> TASK REQUIREMENTS:
a – From the passage on railroad retirement annuities, copy word for word the part that opens with the words containing "To every person" and closes with "act (section 4).".
b – Carry the passage on railroad retirement annuities forward, starting right after its last sentence.

--- START OF TEXT SEGMENT ---

The classes of persons eligible for such annuities are (1) employees of any carrier on the date of passage of the act; (2) those who subsequently become employees of any carrier; (3) those who within one year prior to the date of enactment were in the service of any carrier. Section 1(b) of the act, 45 USCA § 201(b).

To every person in any of the three categories an annuity becomes payable (a) when he reaches the age of 65 years, whether then in carrier service or not (section 3 (45 USCA § 203)); if still in such service he and his employer may agree that he shall remain for successive periods of one year until he attains 70, at which time he must retire (section 4 (45 USCA § 204)); (b) at the option of the employee, at any time between the ages of 51 and 65, if he has served a total of 30 years in the employ of one or more carriers, whether continuously or not (section 3, and section 1(f) of the act, 45 USCA §§ 201(f), 203). The compulsory retirement provision is not applicable to those in official positions until five years after the effective date of the act (section 4).

--- END OF TEXT SEGMENT ---
--- START OF GIVEN INFORMATION ---

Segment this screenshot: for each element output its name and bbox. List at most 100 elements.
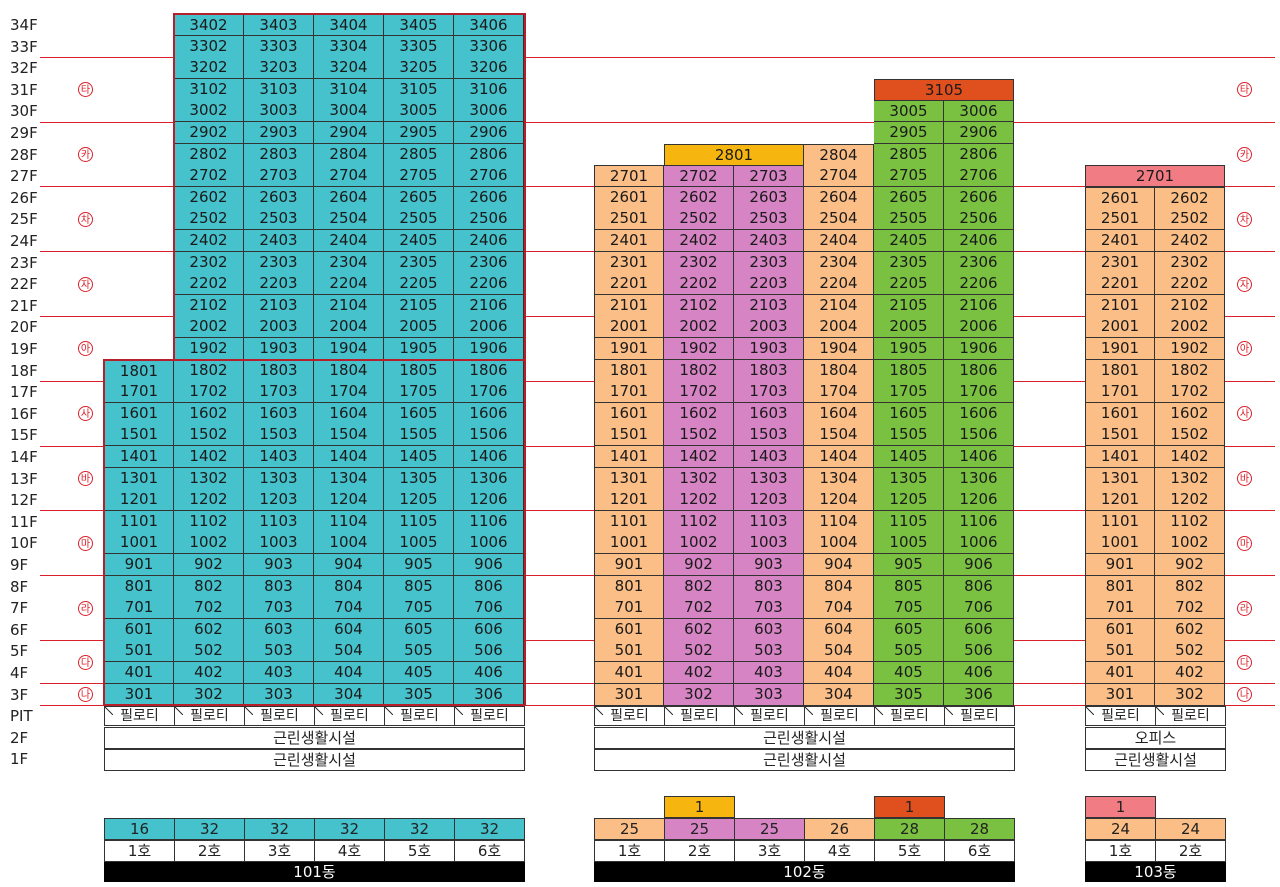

--- END OF GIVEN INFORMATION ---

> EXPECTED OUTPUTS:
a –
To every person in any of the three categories an annuity becomes payable (a) when he reaches the age of 65 years, whether then in carrier service or not (section 3 (45 USCA § 203)); if still in such service he and his employer may agree that he shall remain for successive periods of one year until he attains 70, at which time he must retire (section 4 (45 USCA § 204)); (b) at the option of the employee, at any time between the ages of 51 and 65, if he has served a total of 30 years in the employ of one or more carriers, whether continuously or not (section 3, and section 1(f) of the act, 45 USCA §§ 201(f), 203). The compulsory retirement provision is not applicable to those in official positions until five years after the effective date of the act (section 4).

b –
The annuity is payable monthly (section 1(d) of the act, 45 USCA § 201(d). The amount is ascertained by multiplying the number of years of service, not exceeding 30, before as well as subsequent to the date the Act was adopted, whether for a single carrier or a number of carriers, and whether continuous or not, by graduated percentages of the employee's average monthly compensation (excluding all over $300). If one who has completed 30 years of service elects to retire before attaining the age of 65 years, the annuity is reduced by one-fifteenth for each year he lacks of that age, unless the retirement is due to physical or mental disability (section 3).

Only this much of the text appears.